AIM OF THE TASK —
Go through the entries below and copy each line containing the word "women".

TASK INPUT —
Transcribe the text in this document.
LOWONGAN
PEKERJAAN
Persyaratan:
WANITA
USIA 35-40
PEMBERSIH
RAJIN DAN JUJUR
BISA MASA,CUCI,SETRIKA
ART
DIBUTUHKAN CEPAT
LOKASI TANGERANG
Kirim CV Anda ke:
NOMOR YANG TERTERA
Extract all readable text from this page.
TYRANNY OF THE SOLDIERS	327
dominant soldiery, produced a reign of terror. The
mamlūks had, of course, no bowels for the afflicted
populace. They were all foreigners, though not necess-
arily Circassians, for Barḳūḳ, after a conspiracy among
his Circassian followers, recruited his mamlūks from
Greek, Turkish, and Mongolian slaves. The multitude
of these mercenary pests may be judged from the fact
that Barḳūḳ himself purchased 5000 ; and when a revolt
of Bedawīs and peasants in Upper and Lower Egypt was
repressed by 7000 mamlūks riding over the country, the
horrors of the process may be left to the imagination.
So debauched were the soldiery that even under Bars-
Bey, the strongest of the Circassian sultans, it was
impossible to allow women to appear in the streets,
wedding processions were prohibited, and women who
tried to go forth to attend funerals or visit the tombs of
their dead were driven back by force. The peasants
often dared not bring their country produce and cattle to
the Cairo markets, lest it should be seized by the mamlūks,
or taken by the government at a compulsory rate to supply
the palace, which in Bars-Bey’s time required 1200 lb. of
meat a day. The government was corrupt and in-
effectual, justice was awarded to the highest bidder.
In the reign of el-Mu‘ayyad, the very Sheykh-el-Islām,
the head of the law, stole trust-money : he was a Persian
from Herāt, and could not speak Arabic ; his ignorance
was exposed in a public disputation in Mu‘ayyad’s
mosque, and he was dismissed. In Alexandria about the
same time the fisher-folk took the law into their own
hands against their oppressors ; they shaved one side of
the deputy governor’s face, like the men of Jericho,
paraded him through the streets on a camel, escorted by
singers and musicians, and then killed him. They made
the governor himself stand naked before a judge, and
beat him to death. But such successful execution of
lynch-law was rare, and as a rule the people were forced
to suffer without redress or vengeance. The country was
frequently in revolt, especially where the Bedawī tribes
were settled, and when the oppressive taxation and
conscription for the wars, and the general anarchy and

ANSWER TO THIS EXERCISE —
impossible to allow women to appear in the streets,
wedding processions were prohibited, and women who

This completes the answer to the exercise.